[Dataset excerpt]

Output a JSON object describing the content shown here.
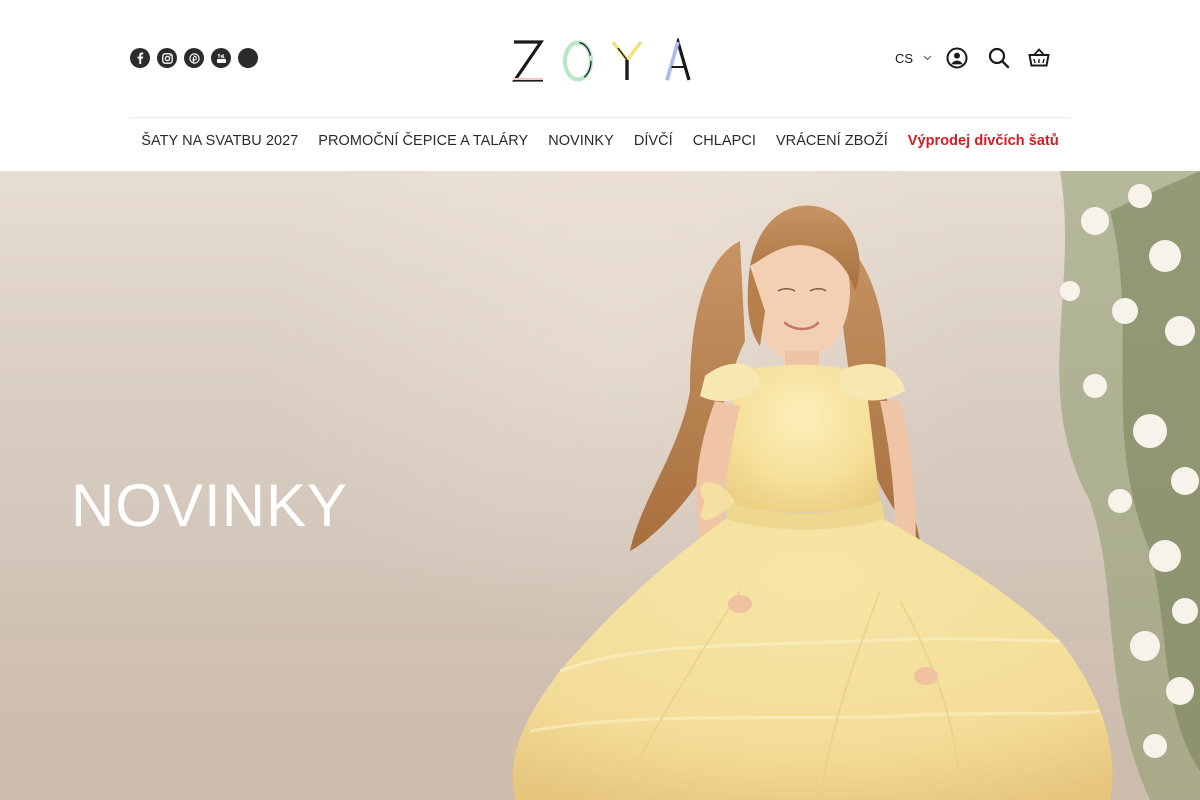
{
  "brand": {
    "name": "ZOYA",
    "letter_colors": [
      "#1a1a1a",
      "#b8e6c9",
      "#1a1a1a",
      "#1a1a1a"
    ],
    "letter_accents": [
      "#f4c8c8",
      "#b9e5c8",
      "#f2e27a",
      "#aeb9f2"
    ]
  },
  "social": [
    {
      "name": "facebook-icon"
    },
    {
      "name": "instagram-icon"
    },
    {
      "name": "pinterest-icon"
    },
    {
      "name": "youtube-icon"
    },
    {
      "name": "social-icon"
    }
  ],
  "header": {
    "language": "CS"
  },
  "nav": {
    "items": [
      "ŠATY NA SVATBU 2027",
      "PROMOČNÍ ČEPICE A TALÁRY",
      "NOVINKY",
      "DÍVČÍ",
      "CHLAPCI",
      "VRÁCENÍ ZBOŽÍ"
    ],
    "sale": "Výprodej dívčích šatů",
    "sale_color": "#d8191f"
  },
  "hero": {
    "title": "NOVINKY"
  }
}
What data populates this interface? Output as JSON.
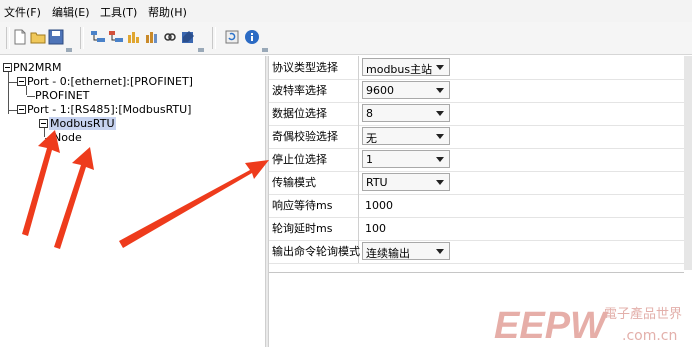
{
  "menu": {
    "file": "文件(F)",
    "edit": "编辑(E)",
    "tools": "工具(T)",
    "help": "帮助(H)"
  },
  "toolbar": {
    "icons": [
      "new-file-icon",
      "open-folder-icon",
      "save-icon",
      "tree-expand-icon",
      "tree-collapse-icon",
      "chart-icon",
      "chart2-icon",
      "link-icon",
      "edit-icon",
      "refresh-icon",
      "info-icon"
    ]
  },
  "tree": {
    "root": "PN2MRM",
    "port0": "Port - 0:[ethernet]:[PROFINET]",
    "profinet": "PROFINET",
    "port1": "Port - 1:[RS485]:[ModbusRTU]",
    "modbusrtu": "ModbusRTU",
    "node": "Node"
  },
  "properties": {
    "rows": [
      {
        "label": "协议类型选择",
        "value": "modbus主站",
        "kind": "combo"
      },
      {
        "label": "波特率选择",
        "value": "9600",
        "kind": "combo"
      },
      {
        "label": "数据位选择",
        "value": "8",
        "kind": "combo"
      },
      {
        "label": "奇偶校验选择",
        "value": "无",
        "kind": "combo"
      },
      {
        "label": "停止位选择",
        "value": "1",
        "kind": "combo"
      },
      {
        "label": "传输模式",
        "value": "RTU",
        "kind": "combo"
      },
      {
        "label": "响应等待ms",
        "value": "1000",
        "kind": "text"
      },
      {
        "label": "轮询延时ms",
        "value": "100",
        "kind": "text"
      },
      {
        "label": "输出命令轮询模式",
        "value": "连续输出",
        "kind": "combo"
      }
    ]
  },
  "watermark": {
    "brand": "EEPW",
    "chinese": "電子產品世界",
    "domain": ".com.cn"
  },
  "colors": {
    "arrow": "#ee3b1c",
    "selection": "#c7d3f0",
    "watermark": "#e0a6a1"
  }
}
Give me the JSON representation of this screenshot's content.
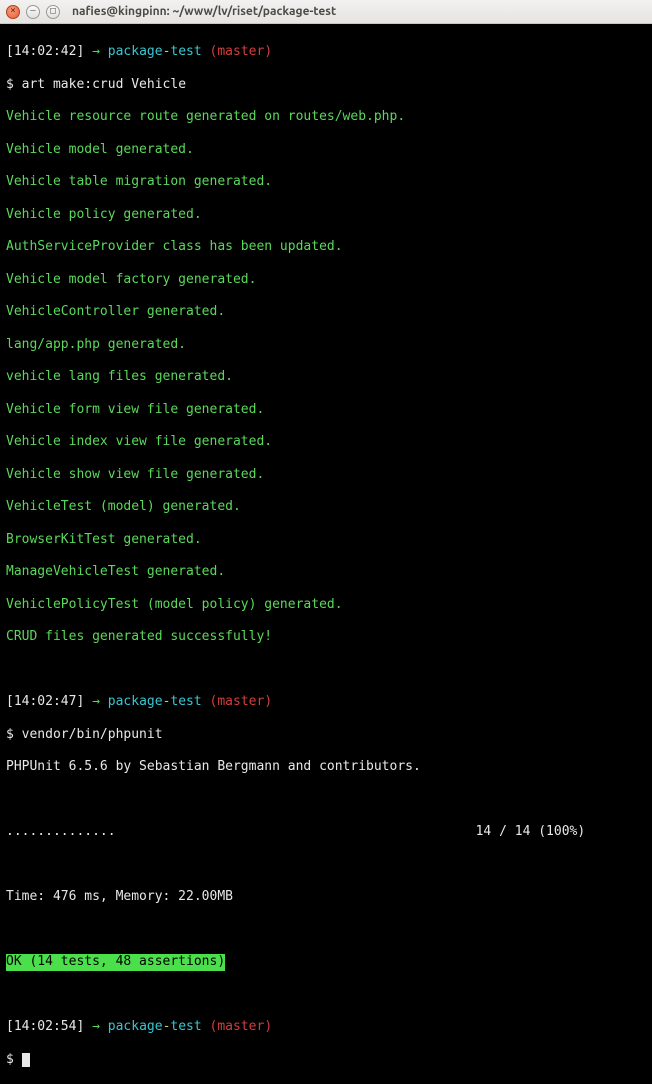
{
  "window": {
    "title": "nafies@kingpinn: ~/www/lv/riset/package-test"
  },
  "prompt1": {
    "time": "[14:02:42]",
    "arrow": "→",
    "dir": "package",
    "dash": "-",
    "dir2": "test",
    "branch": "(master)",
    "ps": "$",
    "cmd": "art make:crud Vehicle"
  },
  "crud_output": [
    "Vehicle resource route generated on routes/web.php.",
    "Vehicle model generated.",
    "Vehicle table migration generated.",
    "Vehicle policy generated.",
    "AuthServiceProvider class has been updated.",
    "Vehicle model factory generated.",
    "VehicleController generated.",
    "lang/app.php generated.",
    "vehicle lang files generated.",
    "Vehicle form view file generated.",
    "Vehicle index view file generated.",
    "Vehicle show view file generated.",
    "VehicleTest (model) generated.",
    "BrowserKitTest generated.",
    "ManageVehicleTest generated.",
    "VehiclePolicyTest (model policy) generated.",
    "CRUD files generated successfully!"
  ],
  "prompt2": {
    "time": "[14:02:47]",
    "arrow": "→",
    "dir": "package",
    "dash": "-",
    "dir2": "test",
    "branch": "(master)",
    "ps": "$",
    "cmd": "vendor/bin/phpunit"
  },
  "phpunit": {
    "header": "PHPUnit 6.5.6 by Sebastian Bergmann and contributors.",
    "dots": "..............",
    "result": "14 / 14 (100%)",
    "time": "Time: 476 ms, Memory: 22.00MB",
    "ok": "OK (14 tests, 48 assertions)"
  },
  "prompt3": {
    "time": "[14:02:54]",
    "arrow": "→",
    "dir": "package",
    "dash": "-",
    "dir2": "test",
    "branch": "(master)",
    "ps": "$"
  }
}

- [What is expected]: Copy each line from the data above that includes "label".

- [Response to the task]:
        "label": "协议类型选择",
        "label": "波特率选择",
        "label": "数据位选择",
        "label": "奇偶校验选择",
        "label": "停止位选择",
        "label": "传输模式",
        "label": "响应等待ms",
        "label": "轮询延时ms",
        "label": "输出命令轮询模式",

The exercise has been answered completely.